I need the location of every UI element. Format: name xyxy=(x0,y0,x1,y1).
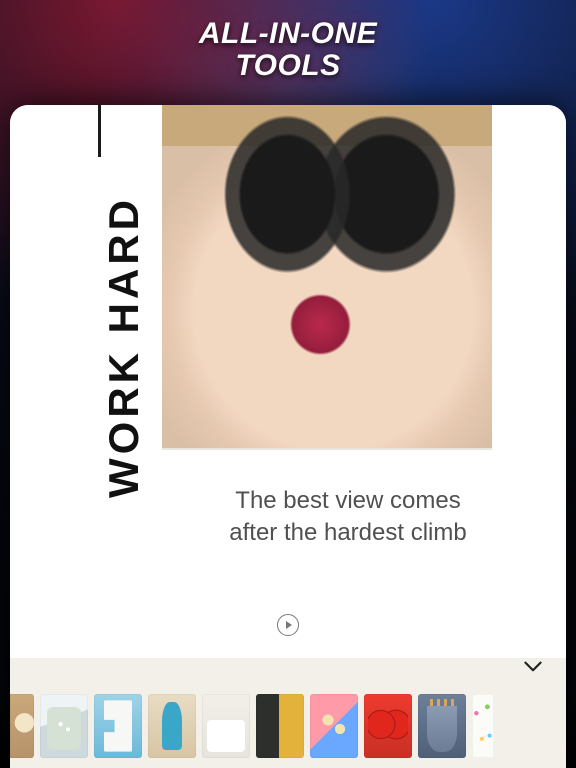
template-thumb[interactable] xyxy=(94,694,142,758)
chevron-down-icon xyxy=(520,654,546,680)
main-photo[interactable] xyxy=(162,105,492,450)
template-thumb[interactable] xyxy=(40,694,88,758)
template-thumb[interactable] xyxy=(310,694,358,758)
quote-line-1: The best view comes xyxy=(235,487,460,514)
template-thumb[interactable] xyxy=(472,694,494,758)
collapse-tray-button[interactable] xyxy=(520,654,546,680)
template-accent-bar xyxy=(98,105,101,157)
quote-text[interactable]: The best view comes after the hardest cl… xyxy=(190,485,506,550)
banner-line-1: ALL-IN-ONE xyxy=(0,18,576,50)
template-thumb[interactable] xyxy=(202,694,250,758)
design-canvas[interactable]: WORK HARD The best view comes after the … xyxy=(10,105,566,658)
editor-surface: WORK HARD The best view comes after the … xyxy=(10,105,566,768)
play-button[interactable] xyxy=(277,614,299,636)
promo-banner-title: ALL-IN-ONE TOOLS xyxy=(0,18,576,81)
template-thumb[interactable] xyxy=(148,694,196,758)
play-icon xyxy=(286,621,292,629)
vertical-headline-wrap: WORK HARD xyxy=(100,196,148,498)
template-thumb[interactable] xyxy=(256,694,304,758)
banner-line-2: TOOLS xyxy=(0,50,576,82)
vertical-headline[interactable]: WORK HARD xyxy=(100,196,148,498)
template-thumb[interactable] xyxy=(418,694,466,758)
quote-line-2: after the hardest climb xyxy=(229,519,466,546)
template-thumb[interactable] xyxy=(10,694,34,758)
template-thumb[interactable] xyxy=(364,694,412,758)
template-tray[interactable] xyxy=(10,684,566,768)
photo-placeholder-image xyxy=(162,105,492,448)
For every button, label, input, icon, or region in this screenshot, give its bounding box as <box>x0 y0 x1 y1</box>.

[EXERCISE REQUIREMENTS] Quote the material above word for word, leaving out the pictures.

[REPLY TO THE EXERCISE]
I need the location of every UI element. Format: name xyxy=(x0,y0,x1,y1).
template-thumb[interactable] xyxy=(94,694,142,758)
chevron-down-icon xyxy=(520,654,546,680)
main-photo[interactable] xyxy=(162,105,492,450)
template-thumb[interactable] xyxy=(40,694,88,758)
template-thumb[interactable] xyxy=(310,694,358,758)
quote-line-1: The best view comes xyxy=(235,487,460,514)
template-thumb[interactable] xyxy=(472,694,494,758)
collapse-tray-button[interactable] xyxy=(520,654,546,680)
template-accent-bar xyxy=(98,105,101,157)
quote-text[interactable]: The best view comes after the hardest cl… xyxy=(190,485,506,550)
banner-line-1: ALL-IN-ONE xyxy=(0,18,576,50)
template-thumb[interactable] xyxy=(202,694,250,758)
design-canvas[interactable]: WORK HARD The best view comes after the … xyxy=(10,105,566,658)
editor-surface: WORK HARD The best view comes after the … xyxy=(10,105,566,768)
play-button[interactable] xyxy=(277,614,299,636)
promo-banner-title: ALL-IN-ONE TOOLS xyxy=(0,18,576,81)
template-thumb[interactable] xyxy=(148,694,196,758)
play-icon xyxy=(286,621,292,629)
vertical-headline-wrap: WORK HARD xyxy=(100,196,148,498)
template-thumb[interactable] xyxy=(256,694,304,758)
banner-line-2: TOOLS xyxy=(0,50,576,82)
vertical-headline[interactable]: WORK HARD xyxy=(100,196,148,498)
template-thumb[interactable] xyxy=(418,694,466,758)
quote-line-2: after the hardest climb xyxy=(229,519,466,546)
template-thumb[interactable] xyxy=(10,694,34,758)
template-thumb[interactable] xyxy=(364,694,412,758)
template-tray[interactable] xyxy=(10,684,566,768)
photo-placeholder-image xyxy=(162,105,492,448)
For every button, label, input, icon, or region in this screenshot, give its bounding box as <box>x0 y0 x1 y1</box>.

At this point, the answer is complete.